++++ DATASET ENTRIES ++++

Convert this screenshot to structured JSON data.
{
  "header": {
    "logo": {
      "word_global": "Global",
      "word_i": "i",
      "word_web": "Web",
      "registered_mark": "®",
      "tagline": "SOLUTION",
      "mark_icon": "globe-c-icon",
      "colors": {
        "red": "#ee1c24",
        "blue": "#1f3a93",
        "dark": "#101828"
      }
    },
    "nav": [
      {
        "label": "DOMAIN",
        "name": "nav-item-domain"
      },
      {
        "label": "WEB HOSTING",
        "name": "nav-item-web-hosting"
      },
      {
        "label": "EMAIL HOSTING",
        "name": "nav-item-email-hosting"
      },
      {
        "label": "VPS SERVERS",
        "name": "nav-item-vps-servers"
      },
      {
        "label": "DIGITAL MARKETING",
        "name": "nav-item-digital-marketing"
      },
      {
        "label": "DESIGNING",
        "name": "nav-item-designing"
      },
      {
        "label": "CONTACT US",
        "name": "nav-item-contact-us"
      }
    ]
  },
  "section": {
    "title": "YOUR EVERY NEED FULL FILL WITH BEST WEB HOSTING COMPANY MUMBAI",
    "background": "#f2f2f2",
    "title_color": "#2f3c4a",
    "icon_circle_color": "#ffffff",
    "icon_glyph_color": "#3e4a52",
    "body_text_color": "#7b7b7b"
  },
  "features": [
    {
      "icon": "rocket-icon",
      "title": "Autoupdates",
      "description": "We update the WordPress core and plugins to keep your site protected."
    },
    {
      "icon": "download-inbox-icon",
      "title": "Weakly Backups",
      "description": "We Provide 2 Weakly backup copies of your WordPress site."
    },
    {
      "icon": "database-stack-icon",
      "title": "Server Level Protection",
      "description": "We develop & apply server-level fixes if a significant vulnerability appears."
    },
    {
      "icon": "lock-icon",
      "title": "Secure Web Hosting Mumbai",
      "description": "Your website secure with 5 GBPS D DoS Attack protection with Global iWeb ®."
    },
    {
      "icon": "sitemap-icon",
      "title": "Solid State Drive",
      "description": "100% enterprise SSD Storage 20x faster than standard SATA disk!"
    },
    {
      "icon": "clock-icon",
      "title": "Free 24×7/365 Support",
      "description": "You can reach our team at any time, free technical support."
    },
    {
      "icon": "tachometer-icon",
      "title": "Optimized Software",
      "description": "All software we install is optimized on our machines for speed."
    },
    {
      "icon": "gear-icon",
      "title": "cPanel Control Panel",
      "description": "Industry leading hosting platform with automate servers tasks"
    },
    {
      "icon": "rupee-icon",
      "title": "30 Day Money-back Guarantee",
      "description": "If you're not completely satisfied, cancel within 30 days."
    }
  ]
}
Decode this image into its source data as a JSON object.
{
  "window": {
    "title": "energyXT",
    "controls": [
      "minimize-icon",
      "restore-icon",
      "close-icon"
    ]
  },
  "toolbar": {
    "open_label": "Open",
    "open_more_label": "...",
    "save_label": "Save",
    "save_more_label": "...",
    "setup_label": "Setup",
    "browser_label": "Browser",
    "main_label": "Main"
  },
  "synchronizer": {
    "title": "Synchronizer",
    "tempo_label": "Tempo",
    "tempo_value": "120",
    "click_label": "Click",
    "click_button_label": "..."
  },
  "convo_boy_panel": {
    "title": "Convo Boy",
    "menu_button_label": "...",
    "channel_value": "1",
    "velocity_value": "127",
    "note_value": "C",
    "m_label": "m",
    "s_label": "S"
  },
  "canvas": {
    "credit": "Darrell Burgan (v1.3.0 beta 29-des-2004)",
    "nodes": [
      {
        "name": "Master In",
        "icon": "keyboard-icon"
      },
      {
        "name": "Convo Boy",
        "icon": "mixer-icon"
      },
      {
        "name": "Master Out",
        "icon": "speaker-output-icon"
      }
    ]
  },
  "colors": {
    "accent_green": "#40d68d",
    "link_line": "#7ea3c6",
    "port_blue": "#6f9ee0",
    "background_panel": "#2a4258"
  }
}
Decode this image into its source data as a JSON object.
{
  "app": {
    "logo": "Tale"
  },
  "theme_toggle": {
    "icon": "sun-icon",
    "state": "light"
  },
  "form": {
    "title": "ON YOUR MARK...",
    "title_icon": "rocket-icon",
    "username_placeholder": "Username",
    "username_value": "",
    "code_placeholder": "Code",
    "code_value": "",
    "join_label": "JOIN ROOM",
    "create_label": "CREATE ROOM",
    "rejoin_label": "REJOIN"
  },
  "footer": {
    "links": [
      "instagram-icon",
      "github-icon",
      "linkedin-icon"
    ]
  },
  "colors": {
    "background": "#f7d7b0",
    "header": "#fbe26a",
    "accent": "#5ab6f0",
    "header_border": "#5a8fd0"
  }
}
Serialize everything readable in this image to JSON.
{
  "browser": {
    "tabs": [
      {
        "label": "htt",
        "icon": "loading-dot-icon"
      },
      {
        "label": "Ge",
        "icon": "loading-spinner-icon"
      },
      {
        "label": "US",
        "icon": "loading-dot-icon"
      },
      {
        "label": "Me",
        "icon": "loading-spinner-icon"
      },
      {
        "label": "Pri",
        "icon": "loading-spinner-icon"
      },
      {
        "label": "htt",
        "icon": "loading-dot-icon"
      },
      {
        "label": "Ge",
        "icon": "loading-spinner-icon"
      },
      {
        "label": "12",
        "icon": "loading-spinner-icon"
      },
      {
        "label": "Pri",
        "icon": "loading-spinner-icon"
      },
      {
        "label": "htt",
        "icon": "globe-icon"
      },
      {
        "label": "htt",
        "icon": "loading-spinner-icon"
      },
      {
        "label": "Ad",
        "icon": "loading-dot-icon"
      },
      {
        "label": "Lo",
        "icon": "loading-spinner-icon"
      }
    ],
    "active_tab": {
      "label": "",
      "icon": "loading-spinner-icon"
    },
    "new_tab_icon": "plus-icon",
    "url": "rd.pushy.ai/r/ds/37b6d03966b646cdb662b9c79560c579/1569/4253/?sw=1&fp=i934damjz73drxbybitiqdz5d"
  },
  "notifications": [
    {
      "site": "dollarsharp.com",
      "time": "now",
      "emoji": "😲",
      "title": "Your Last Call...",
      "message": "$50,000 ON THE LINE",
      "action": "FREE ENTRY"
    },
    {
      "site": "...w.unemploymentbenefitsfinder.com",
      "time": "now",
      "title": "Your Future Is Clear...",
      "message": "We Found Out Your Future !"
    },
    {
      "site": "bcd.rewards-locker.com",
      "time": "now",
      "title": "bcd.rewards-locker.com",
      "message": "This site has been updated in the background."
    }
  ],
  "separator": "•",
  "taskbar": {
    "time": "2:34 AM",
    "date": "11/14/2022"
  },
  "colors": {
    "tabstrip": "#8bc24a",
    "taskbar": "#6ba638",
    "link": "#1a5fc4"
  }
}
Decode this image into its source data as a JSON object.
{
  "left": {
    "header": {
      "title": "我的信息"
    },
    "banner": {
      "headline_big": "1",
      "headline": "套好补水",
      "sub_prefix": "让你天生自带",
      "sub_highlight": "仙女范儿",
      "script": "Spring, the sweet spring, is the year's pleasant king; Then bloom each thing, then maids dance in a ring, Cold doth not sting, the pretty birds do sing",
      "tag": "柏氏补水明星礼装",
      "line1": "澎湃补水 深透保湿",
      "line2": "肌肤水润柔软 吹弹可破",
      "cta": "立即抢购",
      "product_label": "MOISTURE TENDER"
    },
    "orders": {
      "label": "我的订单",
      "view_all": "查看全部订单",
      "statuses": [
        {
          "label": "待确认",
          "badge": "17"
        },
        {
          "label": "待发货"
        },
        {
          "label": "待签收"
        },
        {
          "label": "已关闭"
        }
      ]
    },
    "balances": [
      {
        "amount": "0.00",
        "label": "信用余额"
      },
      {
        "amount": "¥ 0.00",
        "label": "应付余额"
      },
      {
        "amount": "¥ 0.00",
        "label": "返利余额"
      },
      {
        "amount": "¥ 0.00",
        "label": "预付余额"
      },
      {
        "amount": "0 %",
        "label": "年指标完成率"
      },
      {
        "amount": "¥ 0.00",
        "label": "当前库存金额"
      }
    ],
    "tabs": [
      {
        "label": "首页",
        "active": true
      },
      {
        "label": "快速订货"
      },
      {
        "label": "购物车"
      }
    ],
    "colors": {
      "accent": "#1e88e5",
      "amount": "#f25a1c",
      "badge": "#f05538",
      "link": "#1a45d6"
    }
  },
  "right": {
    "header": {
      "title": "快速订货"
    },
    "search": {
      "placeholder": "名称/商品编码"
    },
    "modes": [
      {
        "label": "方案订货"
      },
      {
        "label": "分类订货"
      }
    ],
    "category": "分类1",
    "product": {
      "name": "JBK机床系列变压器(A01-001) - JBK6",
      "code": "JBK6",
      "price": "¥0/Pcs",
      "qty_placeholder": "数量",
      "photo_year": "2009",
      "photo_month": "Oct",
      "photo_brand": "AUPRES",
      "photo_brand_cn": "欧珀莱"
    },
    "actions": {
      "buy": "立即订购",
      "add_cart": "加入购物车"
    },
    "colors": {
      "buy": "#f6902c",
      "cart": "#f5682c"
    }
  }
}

++++

WHAT TO WORK ON = Collect every line above that contains the word "message".

TASK OUTPUT =
      "message": "$50,000 ON THE LINE",
      "message": "We Found Out Your Future !"
      "message": "This site has been updated in the background."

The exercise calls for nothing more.